» **Short problem**: Locate each line holding the string "There" and copy it.

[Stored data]

++++++

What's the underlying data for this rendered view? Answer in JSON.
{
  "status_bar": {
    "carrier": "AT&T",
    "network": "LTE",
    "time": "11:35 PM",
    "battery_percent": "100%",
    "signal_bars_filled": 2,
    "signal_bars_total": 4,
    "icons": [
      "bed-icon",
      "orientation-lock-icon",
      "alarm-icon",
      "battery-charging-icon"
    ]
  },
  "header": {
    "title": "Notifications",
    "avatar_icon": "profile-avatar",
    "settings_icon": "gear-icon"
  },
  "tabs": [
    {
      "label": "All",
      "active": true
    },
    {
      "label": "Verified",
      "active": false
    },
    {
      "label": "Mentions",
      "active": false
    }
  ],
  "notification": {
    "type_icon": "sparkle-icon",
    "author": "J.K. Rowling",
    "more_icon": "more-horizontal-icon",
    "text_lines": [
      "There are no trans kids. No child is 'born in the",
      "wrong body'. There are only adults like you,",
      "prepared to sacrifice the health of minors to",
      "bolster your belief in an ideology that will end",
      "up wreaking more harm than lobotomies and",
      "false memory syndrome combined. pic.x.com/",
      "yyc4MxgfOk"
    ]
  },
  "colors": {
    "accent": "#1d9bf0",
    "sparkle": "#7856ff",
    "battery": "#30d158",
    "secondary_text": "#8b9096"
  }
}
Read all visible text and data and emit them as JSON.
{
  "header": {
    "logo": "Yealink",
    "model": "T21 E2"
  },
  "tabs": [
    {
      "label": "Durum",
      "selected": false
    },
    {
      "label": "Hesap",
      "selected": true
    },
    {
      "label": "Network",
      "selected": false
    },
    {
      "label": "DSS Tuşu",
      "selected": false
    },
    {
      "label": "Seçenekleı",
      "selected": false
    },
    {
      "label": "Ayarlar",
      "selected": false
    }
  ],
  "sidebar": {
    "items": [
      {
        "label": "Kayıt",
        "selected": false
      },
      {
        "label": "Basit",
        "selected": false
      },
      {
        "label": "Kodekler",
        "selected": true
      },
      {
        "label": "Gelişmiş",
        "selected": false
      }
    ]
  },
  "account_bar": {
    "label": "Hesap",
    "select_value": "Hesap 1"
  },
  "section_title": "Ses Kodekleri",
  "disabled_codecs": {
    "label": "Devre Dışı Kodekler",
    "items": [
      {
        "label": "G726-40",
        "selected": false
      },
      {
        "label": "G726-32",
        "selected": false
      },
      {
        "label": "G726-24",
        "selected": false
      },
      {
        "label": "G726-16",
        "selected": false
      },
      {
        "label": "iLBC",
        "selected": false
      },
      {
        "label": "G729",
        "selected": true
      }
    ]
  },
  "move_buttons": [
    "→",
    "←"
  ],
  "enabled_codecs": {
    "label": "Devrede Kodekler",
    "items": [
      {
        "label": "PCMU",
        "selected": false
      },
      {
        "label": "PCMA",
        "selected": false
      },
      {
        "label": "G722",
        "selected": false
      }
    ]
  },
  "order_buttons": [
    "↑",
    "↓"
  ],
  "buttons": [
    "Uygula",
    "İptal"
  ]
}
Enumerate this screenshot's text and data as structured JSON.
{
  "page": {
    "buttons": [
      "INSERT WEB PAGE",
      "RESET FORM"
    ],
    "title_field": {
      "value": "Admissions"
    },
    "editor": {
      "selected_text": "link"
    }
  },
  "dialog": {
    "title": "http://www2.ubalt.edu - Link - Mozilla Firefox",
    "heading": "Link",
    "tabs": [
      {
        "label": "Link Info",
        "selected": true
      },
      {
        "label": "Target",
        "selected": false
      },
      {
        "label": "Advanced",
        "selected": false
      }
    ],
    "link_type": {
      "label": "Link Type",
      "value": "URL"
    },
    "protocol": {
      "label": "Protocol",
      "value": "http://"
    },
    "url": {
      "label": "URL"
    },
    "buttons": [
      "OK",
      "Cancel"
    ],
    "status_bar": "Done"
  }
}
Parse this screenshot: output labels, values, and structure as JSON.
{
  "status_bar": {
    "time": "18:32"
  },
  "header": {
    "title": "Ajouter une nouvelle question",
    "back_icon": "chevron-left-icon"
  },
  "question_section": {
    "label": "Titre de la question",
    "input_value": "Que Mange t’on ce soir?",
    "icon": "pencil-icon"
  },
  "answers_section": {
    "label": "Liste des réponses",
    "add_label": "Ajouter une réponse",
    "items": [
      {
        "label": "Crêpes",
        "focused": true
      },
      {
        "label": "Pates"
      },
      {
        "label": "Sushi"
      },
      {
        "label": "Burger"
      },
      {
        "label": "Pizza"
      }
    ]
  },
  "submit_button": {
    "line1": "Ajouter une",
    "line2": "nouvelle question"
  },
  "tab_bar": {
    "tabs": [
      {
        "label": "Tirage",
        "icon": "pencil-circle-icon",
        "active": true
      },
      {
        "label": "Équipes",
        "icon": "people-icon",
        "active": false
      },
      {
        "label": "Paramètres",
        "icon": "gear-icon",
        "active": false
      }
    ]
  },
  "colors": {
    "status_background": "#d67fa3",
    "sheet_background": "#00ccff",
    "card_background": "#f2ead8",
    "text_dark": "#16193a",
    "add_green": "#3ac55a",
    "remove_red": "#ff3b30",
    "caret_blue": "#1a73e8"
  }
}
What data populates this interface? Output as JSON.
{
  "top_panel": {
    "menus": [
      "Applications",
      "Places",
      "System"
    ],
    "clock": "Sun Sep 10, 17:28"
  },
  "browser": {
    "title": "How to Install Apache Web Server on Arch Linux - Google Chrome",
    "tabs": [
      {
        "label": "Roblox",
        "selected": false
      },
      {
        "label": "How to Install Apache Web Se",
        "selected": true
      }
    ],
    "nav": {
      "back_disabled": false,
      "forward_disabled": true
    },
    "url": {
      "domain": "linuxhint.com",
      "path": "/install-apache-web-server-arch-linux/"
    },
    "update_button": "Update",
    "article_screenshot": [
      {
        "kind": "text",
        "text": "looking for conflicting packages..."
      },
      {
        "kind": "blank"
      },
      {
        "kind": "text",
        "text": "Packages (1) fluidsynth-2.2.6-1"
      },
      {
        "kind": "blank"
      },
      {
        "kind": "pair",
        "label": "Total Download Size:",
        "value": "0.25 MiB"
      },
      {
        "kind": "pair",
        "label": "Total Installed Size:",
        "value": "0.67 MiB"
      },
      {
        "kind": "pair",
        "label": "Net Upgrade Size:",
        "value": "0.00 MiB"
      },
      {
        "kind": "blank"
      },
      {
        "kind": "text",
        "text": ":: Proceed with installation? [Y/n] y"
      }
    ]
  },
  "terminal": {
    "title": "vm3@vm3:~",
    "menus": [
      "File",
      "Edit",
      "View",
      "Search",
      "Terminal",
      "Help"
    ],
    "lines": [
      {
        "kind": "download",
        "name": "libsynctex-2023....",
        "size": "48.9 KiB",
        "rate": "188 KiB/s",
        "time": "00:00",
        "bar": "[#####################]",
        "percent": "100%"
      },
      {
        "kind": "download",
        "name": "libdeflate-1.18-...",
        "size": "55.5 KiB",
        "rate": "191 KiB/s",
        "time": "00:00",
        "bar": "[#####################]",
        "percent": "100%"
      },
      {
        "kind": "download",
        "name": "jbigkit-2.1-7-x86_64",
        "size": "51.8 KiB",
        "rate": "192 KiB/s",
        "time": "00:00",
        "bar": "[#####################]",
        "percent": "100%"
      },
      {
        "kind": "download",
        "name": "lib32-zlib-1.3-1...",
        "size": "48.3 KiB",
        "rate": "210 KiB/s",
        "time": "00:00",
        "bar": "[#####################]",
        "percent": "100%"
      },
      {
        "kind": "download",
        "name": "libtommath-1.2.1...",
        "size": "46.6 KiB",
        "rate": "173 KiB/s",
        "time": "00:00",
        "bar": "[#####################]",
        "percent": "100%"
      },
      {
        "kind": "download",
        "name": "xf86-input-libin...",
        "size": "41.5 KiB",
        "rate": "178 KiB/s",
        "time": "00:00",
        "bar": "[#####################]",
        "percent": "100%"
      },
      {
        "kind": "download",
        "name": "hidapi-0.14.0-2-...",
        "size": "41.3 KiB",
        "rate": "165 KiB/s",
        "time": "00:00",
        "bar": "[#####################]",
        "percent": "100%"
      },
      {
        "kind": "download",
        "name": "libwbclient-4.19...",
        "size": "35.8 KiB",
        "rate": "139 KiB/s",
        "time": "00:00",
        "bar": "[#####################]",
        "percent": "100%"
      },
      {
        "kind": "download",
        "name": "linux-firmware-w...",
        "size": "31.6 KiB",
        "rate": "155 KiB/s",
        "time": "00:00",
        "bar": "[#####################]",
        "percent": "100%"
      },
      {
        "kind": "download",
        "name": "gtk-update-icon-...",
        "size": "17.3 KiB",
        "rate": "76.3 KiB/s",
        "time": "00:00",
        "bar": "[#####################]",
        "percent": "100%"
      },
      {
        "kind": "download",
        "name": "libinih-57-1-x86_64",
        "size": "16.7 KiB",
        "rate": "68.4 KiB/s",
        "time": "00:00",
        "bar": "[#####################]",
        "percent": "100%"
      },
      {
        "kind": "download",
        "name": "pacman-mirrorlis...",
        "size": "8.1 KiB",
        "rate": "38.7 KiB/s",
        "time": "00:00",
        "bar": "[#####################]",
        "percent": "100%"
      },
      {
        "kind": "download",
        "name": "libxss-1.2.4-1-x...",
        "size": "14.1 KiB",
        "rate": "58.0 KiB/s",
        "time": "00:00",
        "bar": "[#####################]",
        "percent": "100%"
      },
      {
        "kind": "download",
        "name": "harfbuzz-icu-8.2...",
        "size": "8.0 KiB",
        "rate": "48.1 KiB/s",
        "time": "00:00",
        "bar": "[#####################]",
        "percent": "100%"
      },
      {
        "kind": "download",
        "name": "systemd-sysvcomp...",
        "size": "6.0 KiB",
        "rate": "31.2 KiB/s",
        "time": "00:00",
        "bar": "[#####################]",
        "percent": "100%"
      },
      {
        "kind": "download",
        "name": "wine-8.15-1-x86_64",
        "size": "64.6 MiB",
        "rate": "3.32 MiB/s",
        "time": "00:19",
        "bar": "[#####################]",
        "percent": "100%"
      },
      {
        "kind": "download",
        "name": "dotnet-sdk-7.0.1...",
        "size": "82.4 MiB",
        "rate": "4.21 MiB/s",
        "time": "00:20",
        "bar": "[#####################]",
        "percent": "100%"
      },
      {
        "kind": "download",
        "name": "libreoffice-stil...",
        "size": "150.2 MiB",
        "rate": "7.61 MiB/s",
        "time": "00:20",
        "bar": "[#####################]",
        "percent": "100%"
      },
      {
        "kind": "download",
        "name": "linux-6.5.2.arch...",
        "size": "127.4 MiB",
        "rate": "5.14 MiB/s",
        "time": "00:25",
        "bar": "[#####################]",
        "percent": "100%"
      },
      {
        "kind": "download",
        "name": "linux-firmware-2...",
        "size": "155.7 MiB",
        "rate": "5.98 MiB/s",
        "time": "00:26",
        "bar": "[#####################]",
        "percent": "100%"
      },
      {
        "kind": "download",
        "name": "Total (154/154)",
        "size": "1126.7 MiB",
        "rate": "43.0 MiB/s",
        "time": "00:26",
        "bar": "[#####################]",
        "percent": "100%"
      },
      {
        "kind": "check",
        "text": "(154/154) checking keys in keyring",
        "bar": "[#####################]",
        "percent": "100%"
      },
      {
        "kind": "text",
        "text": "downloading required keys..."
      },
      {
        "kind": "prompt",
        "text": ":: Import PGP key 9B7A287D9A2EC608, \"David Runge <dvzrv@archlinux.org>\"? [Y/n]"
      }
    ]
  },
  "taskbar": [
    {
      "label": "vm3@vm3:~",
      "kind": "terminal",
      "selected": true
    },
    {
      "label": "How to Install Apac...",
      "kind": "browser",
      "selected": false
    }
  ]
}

++++++

» **Full solution**:
      "There are no trans kids. No child is 'born in the",
      "wrong body'. There are only adults like you,",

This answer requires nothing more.